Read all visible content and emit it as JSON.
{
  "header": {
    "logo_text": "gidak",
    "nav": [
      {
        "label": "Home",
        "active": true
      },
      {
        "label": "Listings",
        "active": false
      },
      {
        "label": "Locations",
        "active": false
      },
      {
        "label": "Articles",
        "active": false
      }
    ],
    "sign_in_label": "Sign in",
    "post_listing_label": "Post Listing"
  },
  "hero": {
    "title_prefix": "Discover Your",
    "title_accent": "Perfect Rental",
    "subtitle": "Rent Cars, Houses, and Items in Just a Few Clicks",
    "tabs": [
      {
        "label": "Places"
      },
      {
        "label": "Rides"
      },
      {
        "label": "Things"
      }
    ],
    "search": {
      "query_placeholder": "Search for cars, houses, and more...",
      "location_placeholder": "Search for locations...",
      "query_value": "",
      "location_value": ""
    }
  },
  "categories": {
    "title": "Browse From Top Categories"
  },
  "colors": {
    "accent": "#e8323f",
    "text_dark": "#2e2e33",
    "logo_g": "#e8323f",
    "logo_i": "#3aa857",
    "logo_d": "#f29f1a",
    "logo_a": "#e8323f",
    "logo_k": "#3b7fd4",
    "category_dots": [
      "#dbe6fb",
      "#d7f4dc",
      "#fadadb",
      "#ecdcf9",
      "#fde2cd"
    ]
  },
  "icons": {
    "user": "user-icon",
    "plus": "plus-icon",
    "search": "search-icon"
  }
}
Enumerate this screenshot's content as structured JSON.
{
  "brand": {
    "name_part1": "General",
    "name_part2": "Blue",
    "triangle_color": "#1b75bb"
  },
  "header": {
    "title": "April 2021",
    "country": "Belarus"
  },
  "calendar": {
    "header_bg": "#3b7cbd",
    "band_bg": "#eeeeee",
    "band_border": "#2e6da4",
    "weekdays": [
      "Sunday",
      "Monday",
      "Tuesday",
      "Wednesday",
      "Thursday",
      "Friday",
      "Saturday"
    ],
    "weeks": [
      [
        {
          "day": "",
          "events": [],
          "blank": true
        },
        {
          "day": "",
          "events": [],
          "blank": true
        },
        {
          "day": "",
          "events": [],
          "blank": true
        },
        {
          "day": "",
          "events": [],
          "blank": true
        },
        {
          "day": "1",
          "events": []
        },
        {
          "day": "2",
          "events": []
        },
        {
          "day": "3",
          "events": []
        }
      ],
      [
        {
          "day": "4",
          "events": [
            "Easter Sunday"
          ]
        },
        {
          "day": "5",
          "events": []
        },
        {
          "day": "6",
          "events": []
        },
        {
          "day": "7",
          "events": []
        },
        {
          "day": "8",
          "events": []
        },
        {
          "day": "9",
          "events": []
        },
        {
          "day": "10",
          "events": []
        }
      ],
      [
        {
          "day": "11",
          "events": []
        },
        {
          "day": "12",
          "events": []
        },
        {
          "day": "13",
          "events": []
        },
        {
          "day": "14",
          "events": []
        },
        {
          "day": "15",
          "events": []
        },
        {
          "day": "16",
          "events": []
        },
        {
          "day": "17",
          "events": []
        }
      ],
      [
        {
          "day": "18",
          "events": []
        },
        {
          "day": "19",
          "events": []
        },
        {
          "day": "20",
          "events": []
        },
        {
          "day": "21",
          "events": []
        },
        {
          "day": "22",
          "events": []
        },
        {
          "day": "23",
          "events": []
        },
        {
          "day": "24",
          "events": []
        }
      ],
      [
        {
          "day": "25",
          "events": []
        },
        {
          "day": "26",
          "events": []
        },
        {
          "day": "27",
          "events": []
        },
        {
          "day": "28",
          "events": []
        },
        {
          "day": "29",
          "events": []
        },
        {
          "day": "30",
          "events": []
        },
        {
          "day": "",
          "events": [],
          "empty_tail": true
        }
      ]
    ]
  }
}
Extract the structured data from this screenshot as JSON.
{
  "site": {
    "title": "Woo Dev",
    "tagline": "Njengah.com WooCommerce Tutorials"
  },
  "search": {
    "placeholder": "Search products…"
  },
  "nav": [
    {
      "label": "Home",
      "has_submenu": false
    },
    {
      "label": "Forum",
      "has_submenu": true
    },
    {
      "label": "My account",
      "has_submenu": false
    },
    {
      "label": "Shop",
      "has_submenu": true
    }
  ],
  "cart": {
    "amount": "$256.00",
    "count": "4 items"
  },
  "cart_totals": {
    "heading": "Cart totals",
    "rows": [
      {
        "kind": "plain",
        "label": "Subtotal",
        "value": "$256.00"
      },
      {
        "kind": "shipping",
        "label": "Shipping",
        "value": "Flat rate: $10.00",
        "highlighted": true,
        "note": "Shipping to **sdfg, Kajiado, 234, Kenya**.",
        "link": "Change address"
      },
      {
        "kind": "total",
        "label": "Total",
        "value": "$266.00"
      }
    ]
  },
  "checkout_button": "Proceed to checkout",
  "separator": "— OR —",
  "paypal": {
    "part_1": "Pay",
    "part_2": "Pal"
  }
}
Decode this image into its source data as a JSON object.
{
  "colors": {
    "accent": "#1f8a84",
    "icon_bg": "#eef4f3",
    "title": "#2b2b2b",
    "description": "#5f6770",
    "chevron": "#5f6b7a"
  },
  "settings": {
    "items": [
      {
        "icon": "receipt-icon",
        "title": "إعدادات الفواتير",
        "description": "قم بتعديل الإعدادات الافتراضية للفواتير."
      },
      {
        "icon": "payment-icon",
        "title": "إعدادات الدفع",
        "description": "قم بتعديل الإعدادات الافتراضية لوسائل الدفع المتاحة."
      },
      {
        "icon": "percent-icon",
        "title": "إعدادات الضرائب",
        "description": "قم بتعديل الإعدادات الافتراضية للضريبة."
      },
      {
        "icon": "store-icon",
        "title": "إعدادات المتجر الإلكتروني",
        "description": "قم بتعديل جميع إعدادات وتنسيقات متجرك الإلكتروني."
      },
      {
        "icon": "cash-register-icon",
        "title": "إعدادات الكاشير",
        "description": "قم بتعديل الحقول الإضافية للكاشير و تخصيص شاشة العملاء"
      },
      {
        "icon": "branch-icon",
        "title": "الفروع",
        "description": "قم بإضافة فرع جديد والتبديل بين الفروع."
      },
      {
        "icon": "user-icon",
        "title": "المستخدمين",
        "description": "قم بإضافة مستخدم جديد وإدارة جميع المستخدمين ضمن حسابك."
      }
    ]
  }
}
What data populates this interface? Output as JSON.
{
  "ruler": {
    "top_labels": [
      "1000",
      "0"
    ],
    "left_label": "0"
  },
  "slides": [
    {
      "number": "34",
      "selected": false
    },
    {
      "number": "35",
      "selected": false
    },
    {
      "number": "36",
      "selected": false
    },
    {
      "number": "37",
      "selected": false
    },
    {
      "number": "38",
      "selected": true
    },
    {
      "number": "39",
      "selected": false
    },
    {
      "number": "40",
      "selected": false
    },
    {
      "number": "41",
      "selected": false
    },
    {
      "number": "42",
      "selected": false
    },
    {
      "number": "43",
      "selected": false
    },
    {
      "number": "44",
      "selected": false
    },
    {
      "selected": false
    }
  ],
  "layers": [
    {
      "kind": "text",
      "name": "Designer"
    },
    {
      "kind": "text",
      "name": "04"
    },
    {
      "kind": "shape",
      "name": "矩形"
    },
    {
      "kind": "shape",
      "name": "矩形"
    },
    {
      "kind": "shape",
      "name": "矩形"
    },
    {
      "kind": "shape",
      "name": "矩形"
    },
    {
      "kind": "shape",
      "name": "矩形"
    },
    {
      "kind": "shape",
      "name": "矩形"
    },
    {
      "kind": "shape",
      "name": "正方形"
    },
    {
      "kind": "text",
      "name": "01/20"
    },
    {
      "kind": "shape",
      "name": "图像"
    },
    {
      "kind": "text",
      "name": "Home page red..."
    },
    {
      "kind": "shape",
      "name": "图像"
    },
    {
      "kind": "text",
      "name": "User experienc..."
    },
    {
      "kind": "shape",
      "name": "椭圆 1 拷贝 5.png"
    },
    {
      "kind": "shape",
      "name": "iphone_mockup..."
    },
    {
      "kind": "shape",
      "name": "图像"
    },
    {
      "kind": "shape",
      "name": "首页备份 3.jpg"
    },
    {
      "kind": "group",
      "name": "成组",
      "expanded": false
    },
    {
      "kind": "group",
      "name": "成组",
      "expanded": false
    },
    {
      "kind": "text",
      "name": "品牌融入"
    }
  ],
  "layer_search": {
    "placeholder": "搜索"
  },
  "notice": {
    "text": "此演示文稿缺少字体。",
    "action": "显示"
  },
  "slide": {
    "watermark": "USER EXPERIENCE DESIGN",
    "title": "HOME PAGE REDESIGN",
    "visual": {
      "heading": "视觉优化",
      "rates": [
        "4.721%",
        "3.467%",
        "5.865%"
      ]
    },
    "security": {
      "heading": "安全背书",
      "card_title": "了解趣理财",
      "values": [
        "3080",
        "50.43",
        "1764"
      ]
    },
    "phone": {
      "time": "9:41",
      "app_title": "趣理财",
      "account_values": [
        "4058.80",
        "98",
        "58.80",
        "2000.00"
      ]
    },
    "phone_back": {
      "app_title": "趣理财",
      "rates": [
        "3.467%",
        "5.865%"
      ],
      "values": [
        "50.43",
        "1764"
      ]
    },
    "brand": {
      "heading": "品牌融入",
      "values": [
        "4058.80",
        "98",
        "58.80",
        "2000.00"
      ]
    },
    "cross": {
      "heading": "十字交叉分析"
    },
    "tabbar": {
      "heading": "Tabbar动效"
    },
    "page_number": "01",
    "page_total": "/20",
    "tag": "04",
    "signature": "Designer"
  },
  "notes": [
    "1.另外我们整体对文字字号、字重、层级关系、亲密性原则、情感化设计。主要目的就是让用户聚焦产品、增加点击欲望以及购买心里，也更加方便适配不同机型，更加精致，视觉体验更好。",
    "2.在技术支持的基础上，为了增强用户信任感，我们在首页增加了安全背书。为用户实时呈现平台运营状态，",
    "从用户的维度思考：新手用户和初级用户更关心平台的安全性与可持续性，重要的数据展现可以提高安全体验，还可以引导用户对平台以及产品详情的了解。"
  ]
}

Exercise aim ▸ Go through the listing above and pull out each line containing the word "الافتراضية".

Answer below ▸
        "description": "قم بتعديل الإعدادات الافتراضية للفواتير."
        "description": "قم بتعديل الإعدادات الافتراضية لوسائل الدفع المتاحة."
        "description": "قم بتعديل الإعدادات الافتراضية للضريبة."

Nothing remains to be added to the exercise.